> EXERCISE OBJECTIVE: Read the records below. Copy each line where the string "relative" occurs.

> THE RECORDS:
####################
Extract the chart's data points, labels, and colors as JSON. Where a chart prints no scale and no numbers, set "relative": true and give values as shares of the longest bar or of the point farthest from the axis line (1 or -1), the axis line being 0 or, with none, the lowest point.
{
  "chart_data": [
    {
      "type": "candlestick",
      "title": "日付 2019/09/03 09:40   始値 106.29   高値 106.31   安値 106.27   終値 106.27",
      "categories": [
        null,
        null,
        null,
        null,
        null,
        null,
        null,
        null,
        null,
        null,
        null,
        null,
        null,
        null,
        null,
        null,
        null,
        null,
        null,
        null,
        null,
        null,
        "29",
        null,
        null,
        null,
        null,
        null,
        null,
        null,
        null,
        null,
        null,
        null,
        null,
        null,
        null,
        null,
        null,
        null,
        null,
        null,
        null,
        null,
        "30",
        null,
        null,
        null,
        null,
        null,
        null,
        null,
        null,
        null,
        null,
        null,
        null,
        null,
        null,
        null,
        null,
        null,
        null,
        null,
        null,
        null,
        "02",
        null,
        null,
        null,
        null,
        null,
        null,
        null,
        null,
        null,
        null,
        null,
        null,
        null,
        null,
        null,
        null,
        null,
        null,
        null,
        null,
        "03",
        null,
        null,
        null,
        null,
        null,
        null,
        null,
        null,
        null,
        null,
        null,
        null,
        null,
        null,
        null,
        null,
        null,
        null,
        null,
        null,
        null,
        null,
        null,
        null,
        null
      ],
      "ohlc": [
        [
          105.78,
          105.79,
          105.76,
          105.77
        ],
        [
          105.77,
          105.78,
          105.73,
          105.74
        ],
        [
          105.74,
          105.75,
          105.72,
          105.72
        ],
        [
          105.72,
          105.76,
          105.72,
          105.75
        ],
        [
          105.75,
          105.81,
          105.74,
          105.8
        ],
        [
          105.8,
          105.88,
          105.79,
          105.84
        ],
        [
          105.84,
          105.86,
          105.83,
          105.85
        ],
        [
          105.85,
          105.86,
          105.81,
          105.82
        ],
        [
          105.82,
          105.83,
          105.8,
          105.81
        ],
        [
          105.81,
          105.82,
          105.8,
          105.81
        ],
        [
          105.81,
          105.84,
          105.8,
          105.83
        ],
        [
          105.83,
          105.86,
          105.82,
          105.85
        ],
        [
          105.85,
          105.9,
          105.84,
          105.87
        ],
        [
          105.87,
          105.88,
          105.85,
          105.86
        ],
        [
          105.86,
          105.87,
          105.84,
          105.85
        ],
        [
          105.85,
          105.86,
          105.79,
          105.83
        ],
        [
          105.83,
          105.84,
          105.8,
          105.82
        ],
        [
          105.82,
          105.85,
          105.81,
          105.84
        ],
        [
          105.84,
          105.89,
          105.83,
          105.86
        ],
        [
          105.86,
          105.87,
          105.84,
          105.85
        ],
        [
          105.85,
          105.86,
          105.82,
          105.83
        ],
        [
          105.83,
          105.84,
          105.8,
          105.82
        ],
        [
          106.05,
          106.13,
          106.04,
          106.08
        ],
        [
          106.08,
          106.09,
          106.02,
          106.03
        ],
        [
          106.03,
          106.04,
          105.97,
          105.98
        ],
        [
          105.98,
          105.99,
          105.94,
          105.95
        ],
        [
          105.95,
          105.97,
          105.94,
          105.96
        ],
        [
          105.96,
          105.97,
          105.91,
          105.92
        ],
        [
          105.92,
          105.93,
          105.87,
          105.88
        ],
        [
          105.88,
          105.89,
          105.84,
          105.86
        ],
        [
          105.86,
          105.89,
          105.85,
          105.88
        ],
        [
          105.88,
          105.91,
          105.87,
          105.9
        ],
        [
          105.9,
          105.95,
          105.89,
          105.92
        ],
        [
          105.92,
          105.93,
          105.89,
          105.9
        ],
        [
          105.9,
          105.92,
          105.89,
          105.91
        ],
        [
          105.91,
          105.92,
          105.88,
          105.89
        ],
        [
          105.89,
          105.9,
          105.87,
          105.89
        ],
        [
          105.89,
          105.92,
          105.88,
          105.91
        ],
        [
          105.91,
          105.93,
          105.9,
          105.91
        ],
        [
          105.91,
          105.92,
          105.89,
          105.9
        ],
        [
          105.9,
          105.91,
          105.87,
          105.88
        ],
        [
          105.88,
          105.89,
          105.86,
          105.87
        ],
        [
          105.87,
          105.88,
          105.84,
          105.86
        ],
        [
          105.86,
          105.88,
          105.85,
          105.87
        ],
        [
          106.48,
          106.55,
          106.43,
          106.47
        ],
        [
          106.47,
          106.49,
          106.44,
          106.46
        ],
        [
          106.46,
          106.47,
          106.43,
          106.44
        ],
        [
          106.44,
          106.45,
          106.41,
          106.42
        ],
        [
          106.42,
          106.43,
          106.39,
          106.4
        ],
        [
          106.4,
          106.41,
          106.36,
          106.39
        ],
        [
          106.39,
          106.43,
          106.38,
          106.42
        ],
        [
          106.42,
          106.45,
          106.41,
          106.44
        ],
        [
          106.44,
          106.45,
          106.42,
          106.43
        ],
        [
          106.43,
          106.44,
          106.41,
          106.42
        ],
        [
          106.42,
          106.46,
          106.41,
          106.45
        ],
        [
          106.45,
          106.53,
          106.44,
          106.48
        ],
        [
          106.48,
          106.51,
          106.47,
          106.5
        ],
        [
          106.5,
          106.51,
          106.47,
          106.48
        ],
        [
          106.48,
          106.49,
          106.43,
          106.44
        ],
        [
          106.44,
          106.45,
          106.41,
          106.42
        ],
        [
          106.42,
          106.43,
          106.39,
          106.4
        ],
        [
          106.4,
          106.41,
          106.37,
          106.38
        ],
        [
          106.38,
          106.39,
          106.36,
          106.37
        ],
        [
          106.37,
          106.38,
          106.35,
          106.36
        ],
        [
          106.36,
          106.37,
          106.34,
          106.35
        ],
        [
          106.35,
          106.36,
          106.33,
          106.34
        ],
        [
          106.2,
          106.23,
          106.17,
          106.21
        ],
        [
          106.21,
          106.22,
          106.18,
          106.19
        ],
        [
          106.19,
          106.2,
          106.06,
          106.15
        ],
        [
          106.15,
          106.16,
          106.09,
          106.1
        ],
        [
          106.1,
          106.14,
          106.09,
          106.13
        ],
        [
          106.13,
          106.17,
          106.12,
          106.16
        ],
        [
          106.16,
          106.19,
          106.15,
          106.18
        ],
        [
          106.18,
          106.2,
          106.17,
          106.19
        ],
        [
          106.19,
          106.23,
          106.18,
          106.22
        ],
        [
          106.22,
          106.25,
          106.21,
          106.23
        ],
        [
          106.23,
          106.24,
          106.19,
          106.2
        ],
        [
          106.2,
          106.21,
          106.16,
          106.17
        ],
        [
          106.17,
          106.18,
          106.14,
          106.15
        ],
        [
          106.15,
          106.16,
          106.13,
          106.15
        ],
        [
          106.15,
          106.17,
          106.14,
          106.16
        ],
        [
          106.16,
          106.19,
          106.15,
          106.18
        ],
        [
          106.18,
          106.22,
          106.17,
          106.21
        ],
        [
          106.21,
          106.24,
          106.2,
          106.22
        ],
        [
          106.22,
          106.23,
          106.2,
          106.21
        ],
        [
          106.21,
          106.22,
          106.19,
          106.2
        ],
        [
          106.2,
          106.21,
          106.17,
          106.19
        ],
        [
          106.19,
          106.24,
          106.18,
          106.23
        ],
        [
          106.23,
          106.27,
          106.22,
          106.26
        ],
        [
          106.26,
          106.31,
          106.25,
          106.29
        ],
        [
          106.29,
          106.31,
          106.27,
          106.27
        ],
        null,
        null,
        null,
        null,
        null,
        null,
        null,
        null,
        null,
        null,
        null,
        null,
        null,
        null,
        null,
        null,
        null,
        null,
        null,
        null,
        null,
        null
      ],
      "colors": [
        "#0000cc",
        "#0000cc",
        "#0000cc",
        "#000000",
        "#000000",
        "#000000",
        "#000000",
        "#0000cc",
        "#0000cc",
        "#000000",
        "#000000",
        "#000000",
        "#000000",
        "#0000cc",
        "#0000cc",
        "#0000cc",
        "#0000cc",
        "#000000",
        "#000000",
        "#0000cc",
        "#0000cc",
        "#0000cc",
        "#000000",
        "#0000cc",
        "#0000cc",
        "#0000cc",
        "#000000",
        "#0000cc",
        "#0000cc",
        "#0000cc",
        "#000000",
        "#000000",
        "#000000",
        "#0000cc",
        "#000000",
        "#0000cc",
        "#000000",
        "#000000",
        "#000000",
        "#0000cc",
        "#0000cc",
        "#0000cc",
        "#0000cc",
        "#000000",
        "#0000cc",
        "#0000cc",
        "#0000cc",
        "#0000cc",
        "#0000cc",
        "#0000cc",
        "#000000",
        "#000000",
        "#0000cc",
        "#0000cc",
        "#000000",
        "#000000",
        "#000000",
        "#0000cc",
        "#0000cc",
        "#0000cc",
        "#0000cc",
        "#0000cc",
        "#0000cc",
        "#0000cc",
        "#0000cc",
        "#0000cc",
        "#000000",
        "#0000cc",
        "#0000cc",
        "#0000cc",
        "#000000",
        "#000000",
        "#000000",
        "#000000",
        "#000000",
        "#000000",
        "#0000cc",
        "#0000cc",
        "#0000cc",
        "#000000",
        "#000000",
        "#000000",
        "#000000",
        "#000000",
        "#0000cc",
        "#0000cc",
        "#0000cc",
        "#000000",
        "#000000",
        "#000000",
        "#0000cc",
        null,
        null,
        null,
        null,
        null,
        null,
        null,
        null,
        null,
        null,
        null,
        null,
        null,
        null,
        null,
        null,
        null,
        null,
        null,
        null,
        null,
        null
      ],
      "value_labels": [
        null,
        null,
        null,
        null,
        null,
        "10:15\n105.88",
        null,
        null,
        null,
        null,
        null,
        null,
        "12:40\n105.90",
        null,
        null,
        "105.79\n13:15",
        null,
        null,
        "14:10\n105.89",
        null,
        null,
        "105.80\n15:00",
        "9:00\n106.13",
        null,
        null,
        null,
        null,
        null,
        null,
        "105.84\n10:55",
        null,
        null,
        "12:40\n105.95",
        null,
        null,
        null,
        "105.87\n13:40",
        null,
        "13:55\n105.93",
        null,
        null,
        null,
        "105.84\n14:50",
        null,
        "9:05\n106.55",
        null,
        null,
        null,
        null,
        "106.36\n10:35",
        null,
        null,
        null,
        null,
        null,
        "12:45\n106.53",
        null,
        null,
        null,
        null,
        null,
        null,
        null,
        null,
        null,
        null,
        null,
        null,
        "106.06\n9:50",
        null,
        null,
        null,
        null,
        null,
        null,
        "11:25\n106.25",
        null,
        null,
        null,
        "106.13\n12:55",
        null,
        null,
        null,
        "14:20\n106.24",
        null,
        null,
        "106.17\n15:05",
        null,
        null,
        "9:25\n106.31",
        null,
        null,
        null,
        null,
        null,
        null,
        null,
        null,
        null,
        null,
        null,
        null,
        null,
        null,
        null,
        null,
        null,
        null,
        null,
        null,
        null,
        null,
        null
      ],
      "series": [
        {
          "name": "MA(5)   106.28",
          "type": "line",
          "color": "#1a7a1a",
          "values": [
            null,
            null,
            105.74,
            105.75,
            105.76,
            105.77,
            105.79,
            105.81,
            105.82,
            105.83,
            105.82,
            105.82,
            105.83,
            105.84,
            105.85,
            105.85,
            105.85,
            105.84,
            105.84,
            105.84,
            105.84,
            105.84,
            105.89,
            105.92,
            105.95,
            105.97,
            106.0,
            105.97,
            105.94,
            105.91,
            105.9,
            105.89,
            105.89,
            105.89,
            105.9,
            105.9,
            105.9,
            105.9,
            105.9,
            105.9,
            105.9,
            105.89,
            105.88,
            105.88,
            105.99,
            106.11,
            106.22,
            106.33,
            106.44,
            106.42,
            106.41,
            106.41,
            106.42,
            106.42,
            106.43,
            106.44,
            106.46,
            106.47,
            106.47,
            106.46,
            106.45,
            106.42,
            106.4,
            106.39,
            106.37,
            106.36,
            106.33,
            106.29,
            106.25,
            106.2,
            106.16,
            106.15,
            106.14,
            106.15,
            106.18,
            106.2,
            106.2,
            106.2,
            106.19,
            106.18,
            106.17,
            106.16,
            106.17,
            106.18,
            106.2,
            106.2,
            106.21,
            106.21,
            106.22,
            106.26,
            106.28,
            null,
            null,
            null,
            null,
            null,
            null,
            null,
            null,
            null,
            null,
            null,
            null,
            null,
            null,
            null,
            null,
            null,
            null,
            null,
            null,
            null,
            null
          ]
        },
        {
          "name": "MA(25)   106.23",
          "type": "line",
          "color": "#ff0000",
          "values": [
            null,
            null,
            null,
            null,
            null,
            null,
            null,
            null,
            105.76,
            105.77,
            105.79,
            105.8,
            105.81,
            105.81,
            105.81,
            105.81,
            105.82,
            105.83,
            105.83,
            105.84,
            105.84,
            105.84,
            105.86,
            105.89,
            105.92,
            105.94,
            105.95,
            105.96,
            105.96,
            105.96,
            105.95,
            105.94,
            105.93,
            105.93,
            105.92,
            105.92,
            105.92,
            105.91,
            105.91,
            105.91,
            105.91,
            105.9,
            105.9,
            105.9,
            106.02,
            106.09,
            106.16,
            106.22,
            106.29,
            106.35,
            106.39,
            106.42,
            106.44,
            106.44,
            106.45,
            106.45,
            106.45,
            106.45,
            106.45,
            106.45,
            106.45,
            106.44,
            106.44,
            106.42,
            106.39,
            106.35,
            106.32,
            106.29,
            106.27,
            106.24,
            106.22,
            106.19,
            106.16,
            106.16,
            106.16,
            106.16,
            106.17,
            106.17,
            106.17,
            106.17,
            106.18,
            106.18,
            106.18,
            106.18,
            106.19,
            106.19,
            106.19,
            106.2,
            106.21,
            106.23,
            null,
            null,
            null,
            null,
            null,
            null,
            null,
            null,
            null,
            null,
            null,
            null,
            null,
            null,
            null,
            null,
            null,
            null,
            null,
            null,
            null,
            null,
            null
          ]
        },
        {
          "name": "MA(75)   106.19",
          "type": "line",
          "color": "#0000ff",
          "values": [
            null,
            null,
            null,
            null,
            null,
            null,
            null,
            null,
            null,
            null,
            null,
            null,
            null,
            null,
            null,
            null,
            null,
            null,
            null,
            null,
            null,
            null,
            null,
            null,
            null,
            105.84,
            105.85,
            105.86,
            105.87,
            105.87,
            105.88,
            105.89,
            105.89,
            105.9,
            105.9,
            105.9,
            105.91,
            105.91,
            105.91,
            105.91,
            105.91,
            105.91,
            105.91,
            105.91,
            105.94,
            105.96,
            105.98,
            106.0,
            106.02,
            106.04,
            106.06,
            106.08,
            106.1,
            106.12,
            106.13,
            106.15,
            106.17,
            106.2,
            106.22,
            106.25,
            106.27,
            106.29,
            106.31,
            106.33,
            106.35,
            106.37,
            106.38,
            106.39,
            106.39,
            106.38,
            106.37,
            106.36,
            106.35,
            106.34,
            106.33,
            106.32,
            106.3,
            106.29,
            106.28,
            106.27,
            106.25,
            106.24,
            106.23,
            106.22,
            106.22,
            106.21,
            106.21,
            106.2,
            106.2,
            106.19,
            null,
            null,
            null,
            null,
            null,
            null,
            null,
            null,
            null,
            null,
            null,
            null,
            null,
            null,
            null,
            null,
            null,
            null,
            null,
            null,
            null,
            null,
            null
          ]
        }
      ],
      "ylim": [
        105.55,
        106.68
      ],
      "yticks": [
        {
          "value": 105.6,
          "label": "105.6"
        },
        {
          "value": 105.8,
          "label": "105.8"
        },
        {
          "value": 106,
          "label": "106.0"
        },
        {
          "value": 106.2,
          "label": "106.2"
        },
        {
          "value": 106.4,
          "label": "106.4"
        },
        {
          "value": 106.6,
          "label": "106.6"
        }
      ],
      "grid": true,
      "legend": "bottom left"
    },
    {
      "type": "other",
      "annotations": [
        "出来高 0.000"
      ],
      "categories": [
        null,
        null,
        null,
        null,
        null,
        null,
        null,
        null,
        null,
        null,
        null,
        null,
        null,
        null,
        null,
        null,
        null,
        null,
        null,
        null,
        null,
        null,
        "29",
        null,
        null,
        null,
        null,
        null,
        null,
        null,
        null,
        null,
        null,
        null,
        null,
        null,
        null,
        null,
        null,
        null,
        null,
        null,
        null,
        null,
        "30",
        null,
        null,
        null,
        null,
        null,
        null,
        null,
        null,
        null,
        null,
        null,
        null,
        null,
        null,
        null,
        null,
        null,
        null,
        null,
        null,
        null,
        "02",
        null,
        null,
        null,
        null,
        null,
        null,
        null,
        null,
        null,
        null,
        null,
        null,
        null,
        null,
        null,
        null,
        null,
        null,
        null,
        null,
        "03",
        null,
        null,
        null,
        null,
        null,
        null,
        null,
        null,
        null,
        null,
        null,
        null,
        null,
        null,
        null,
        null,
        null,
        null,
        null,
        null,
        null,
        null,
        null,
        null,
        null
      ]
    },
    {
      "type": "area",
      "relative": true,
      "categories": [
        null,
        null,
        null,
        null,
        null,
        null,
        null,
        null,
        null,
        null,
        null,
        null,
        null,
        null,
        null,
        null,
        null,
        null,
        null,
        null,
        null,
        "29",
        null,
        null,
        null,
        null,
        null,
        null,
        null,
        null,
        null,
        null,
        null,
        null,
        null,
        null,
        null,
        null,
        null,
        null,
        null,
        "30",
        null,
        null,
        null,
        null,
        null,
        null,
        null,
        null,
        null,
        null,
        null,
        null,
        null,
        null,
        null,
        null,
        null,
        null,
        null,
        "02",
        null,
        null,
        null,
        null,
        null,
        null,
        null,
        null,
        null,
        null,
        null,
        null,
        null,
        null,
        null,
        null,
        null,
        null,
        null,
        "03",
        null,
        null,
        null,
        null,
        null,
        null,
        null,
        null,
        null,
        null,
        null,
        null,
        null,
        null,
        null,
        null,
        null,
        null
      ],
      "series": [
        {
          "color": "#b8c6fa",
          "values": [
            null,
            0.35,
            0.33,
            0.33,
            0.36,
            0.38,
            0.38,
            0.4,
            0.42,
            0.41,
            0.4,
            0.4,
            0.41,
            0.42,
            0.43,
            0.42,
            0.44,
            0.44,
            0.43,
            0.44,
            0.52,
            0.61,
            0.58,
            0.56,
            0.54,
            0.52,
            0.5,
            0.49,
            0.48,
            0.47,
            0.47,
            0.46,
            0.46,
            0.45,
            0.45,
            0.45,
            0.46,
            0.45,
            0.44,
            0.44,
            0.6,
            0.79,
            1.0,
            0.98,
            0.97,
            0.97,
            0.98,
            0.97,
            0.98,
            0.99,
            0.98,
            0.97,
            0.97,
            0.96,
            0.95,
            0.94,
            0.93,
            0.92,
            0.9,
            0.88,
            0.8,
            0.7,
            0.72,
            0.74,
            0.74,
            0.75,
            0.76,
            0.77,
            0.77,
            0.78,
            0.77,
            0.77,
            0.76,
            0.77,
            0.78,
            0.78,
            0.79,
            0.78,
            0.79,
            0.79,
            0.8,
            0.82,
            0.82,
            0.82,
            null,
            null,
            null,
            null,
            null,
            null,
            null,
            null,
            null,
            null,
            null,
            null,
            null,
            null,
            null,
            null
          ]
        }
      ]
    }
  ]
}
####################
> FINISHED EXERCISE:
Extract the chart's data points, labels, and colors as JSON. Where a chart prints no scale and no numbers, set "relative": true and give values as shares of the longest bar or of the point farthest from the axis line (1 or -1), the axis line being 0 or, with none, the lowest point.
      "relative": true,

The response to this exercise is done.